Given problem >> Without including the pictures, copy out every line below.

Data extract >>
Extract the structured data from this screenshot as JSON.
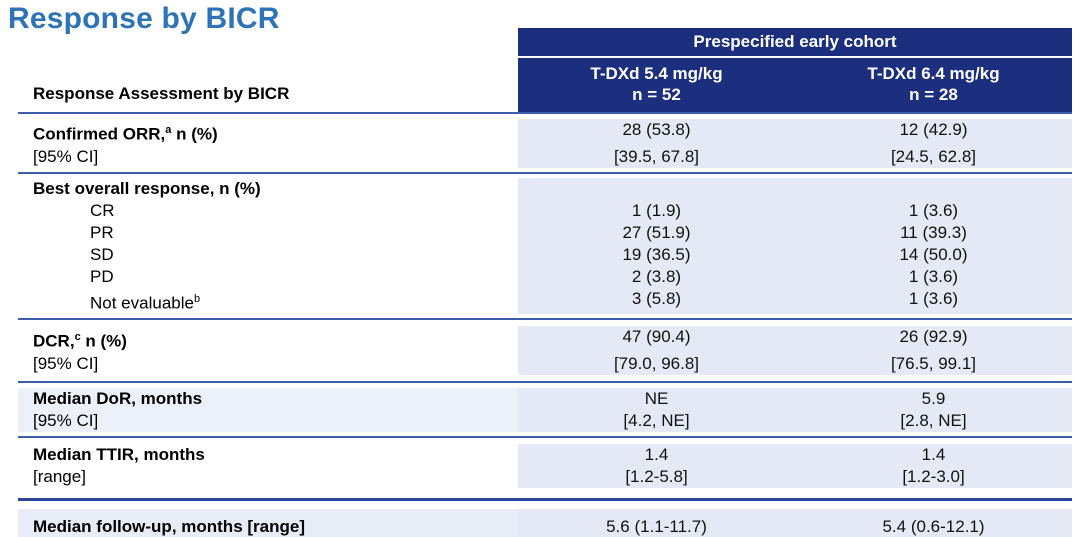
{
  "slide": {
    "title": "Response by BICR",
    "colors": {
      "title_blue": "#2e73b8",
      "header_navy": "#1c2e7e",
      "data_lavender": "#e4e9f5",
      "separator_blue": "#3d5dab"
    }
  },
  "table": {
    "left_header": "Response Assessment by BICR",
    "group_header": "Prespecified early cohort",
    "columns": [
      {
        "line1": "T-DXd 5.4 mg/kg",
        "line2": "n = 52"
      },
      {
        "line1": "T-DXd 6.4 mg/kg",
        "line2": "n = 28"
      }
    ],
    "rows": [
      {
        "label": {
          "pre": "Confirmed ORR,",
          "sup": "a",
          "post": " n (%)"
        },
        "values": [
          "28 (53.8)",
          "12 (42.9)"
        ]
      },
      {
        "label": {
          "pre": "[95% CI]",
          "sup": "",
          "post": ""
        },
        "values": [
          "[39.5, 67.8]",
          "[24.5, 62.8]"
        ]
      },
      {
        "label": {
          "pre": "Best overall response, n (%)",
          "sup": "",
          "post": ""
        },
        "values": [
          "",
          ""
        ]
      },
      {
        "label": {
          "pre": "CR",
          "sup": "",
          "post": ""
        },
        "values": [
          "1 (1.9)",
          "1 (3.6)"
        ]
      },
      {
        "label": {
          "pre": "PR",
          "sup": "",
          "post": ""
        },
        "values": [
          "27 (51.9)",
          "11 (39.3)"
        ]
      },
      {
        "label": {
          "pre": "SD",
          "sup": "",
          "post": ""
        },
        "values": [
          "19 (36.5)",
          "14 (50.0)"
        ]
      },
      {
        "label": {
          "pre": "PD",
          "sup": "",
          "post": ""
        },
        "values": [
          "2 (3.8)",
          "1 (3.6)"
        ]
      },
      {
        "label": {
          "pre": "Not evaluable",
          "sup": "b",
          "post": ""
        },
        "values": [
          "3 (5.8)",
          "1 (3.6)"
        ]
      },
      {
        "label": {
          "pre": "DCR,",
          "sup": "c",
          "post": " n (%)"
        },
        "values": [
          "47 (90.4)",
          "26 (92.9)"
        ]
      },
      {
        "label": {
          "pre": "[95% CI]",
          "sup": "",
          "post": ""
        },
        "values": [
          "[79.0, 96.8]",
          "[76.5, 99.1]"
        ]
      },
      {
        "label": {
          "pre": "Median DoR, months",
          "sup": "",
          "post": ""
        },
        "values": [
          "NE",
          "5.9"
        ]
      },
      {
        "label": {
          "pre": "[95% CI]",
          "sup": "",
          "post": ""
        },
        "values": [
          "[4.2, NE]",
          "[2.8, NE]"
        ]
      },
      {
        "label": {
          "pre": "Median TTIR, months",
          "sup": "",
          "post": ""
        },
        "values": [
          "1.4",
          "1.4"
        ]
      },
      {
        "label": {
          "pre": "[range]",
          "sup": "",
          "post": ""
        },
        "values": [
          "[1.2-5.8]",
          "[1.2-3.0]"
        ]
      }
    ],
    "footer_row": {
      "label": "Median follow-up, months [range]",
      "values": [
        "5.6 (1.1-11.7)",
        "5.4 (0.6-12.1)"
      ]
    }
  }
}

Task result >>
Extract the structured data from this screenshot as JSON.
{
  "slide": {
    "title": "Response by BICR",
    "colors": {
      "title_blue": "#2e73b8",
      "header_navy": "#1c2e7e",
      "data_lavender": "#e4e9f5",
      "separator_blue": "#3d5dab"
    }
  },
  "table": {
    "left_header": "Response Assessment by BICR",
    "group_header": "Prespecified early cohort",
    "columns": [
      {
        "line1": "T-DXd 5.4 mg/kg",
        "line2": "n = 52"
      },
      {
        "line1": "T-DXd 6.4 mg/kg",
        "line2": "n = 28"
      }
    ],
    "rows": [
      {
        "label": {
          "pre": "Confirmed ORR,",
          "sup": "a",
          "post": " n (%)"
        },
        "values": [
          "28 (53.8)",
          "12 (42.9)"
        ]
      },
      {
        "label": {
          "pre": "[95% CI]",
          "sup": "",
          "post": ""
        },
        "values": [
          "[39.5, 67.8]",
          "[24.5, 62.8]"
        ]
      },
      {
        "label": {
          "pre": "Best overall response, n (%)",
          "sup": "",
          "post": ""
        },
        "values": [
          "",
          ""
        ]
      },
      {
        "label": {
          "pre": "CR",
          "sup": "",
          "post": ""
        },
        "values": [
          "1 (1.9)",
          "1 (3.6)"
        ]
      },
      {
        "label": {
          "pre": "PR",
          "sup": "",
          "post": ""
        },
        "values": [
          "27 (51.9)",
          "11 (39.3)"
        ]
      },
      {
        "label": {
          "pre": "SD",
          "sup": "",
          "post": ""
        },
        "values": [
          "19 (36.5)",
          "14 (50.0)"
        ]
      },
      {
        "label": {
          "pre": "PD",
          "sup": "",
          "post": ""
        },
        "values": [
          "2 (3.8)",
          "1 (3.6)"
        ]
      },
      {
        "label": {
          "pre": "Not evaluable",
          "sup": "b",
          "post": ""
        },
        "values": [
          "3 (5.8)",
          "1 (3.6)"
        ]
      },
      {
        "label": {
          "pre": "DCR,",
          "sup": "c",
          "post": " n (%)"
        },
        "values": [
          "47 (90.4)",
          "26 (92.9)"
        ]
      },
      {
        "label": {
          "pre": "[95% CI]",
          "sup": "",
          "post": ""
        },
        "values": [
          "[79.0, 96.8]",
          "[76.5, 99.1]"
        ]
      },
      {
        "label": {
          "pre": "Median DoR, months",
          "sup": "",
          "post": ""
        },
        "values": [
          "NE",
          "5.9"
        ]
      },
      {
        "label": {
          "pre": "[95% CI]",
          "sup": "",
          "post": ""
        },
        "values": [
          "[4.2, NE]",
          "[2.8, NE]"
        ]
      },
      {
        "label": {
          "pre": "Median TTIR, months",
          "sup": "",
          "post": ""
        },
        "values": [
          "1.4",
          "1.4"
        ]
      },
      {
        "label": {
          "pre": "[range]",
          "sup": "",
          "post": ""
        },
        "values": [
          "[1.2-5.8]",
          "[1.2-3.0]"
        ]
      }
    ],
    "footer_row": {
      "label": "Median follow-up, months [range]",
      "values": [
        "5.6 (1.1-11.7)",
        "5.4 (0.6-12.1)"
      ]
    }
  }
}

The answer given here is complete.